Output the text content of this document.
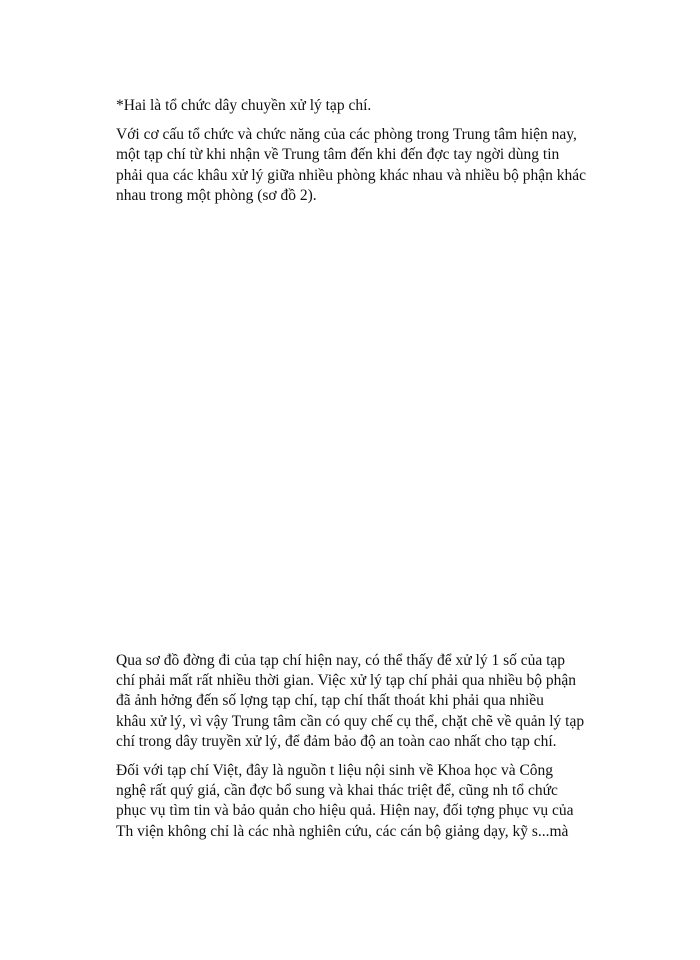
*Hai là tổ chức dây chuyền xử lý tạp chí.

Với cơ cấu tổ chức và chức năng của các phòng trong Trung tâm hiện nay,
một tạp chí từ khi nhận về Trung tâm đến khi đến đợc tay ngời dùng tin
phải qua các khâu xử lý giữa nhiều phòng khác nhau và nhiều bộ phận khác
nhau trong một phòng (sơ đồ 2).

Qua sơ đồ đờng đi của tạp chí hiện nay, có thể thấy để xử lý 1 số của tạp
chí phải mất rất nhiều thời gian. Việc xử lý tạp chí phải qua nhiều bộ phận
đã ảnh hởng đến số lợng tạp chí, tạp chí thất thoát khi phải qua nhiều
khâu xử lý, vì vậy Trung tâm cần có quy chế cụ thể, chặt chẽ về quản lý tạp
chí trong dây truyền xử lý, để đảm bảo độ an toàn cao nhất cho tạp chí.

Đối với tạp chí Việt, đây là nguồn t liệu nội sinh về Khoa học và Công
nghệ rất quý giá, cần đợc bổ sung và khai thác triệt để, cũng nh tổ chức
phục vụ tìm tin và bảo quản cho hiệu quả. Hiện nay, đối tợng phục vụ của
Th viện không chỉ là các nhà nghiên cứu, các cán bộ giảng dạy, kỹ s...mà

* * *

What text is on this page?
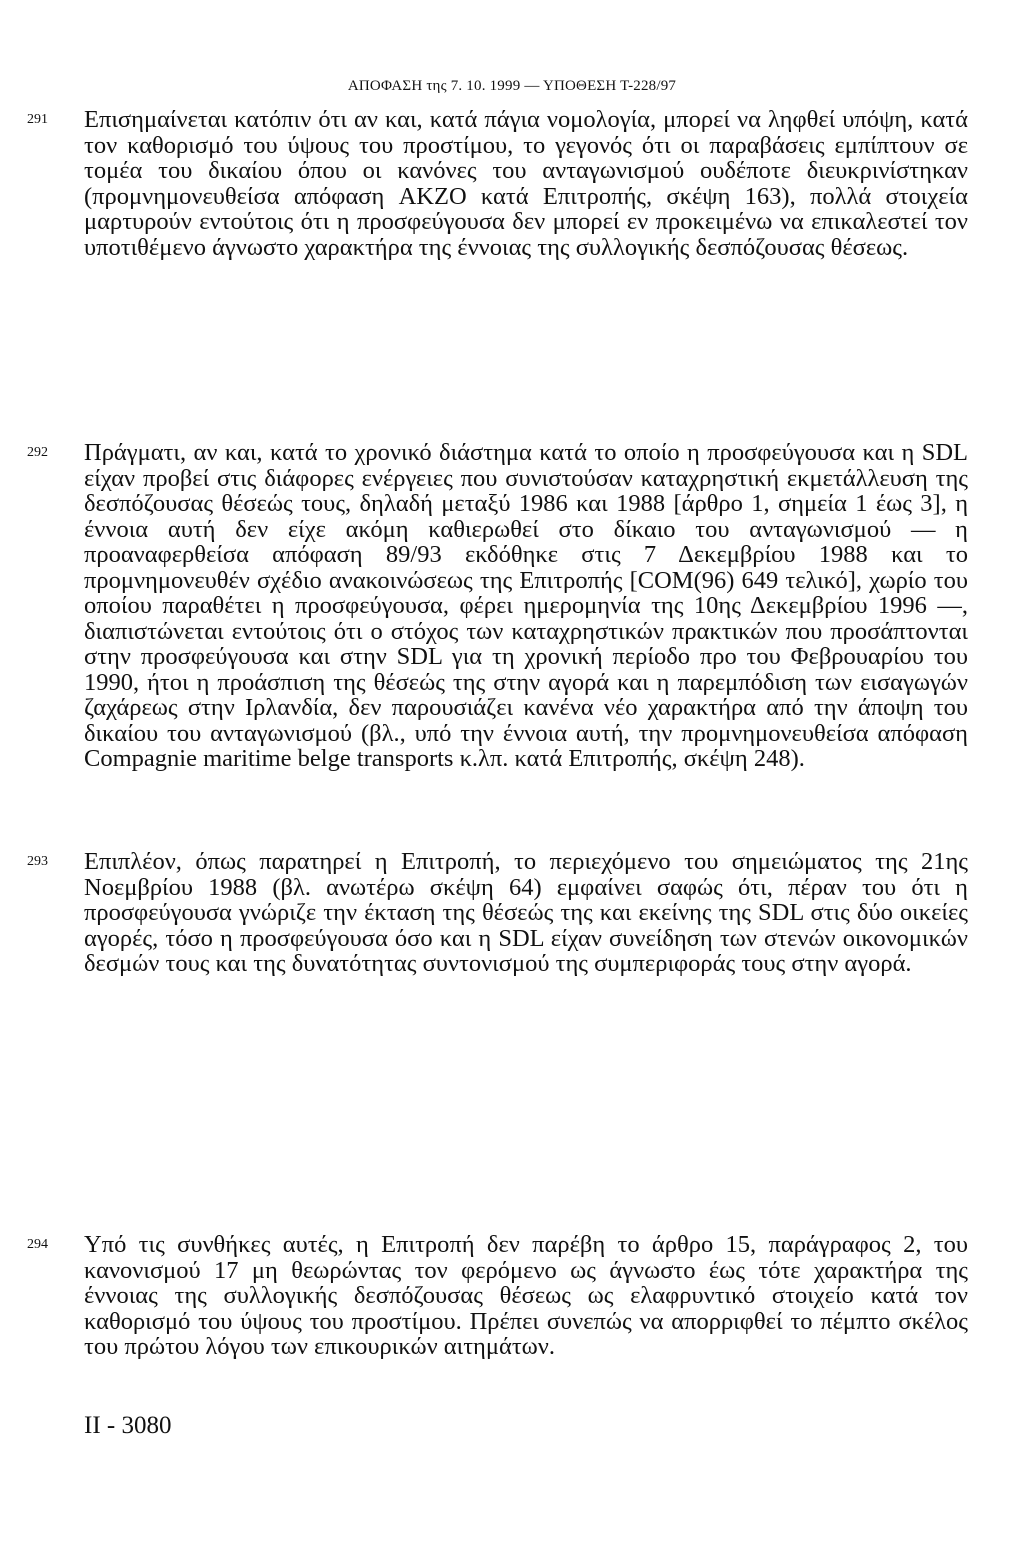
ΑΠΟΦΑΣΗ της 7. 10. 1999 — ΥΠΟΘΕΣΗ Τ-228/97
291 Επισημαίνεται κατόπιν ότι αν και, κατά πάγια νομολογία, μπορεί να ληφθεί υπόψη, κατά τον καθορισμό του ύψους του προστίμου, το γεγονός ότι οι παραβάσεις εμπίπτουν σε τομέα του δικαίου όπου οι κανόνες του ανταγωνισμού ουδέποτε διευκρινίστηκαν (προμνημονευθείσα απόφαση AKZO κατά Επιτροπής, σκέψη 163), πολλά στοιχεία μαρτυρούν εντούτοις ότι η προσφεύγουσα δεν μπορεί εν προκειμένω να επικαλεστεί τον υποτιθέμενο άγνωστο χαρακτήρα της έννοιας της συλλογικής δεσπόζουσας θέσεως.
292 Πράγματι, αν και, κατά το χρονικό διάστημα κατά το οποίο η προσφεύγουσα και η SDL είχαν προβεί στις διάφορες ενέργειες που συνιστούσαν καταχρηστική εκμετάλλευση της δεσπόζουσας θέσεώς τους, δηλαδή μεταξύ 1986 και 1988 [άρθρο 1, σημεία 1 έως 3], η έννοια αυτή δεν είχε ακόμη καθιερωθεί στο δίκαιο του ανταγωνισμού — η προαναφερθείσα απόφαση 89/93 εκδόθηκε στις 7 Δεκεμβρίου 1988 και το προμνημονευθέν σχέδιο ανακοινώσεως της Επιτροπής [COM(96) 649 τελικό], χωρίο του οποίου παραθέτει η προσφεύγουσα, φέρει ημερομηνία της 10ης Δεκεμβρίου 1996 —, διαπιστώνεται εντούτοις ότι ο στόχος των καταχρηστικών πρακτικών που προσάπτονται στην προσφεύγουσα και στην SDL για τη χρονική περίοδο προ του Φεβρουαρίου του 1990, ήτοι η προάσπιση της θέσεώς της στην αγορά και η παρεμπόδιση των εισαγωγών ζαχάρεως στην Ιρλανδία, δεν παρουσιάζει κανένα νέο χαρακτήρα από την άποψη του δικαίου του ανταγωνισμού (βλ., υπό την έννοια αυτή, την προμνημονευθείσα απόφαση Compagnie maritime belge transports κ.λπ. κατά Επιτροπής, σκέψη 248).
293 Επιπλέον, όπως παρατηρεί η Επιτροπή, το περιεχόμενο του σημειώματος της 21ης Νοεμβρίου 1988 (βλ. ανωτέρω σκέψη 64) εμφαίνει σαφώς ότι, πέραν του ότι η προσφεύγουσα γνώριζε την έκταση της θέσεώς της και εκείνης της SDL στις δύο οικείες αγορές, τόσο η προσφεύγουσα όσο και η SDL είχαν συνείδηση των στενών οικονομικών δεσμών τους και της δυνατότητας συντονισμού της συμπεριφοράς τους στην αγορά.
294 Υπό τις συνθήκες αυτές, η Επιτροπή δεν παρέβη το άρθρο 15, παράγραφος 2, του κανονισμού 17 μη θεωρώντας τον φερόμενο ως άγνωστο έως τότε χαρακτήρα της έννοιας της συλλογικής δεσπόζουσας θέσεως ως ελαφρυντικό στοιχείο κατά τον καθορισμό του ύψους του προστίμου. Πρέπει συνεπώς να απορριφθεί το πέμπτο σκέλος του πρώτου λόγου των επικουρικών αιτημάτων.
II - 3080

*PROBLEM TO SOLVE*: Display every line of the listing that contains the string "nhiều".

*FINISHED EXERCISE*:
phải qua các khâu xử lý giữa nhiều phòng khác nhau và nhiều bộ phận khác
chí phải mất rất nhiều thời gian. Việc xử lý tạp chí phải qua nhiều bộ phận
đã ảnh hởng đến số lợng tạp chí, tạp chí thất thoát khi phải qua nhiều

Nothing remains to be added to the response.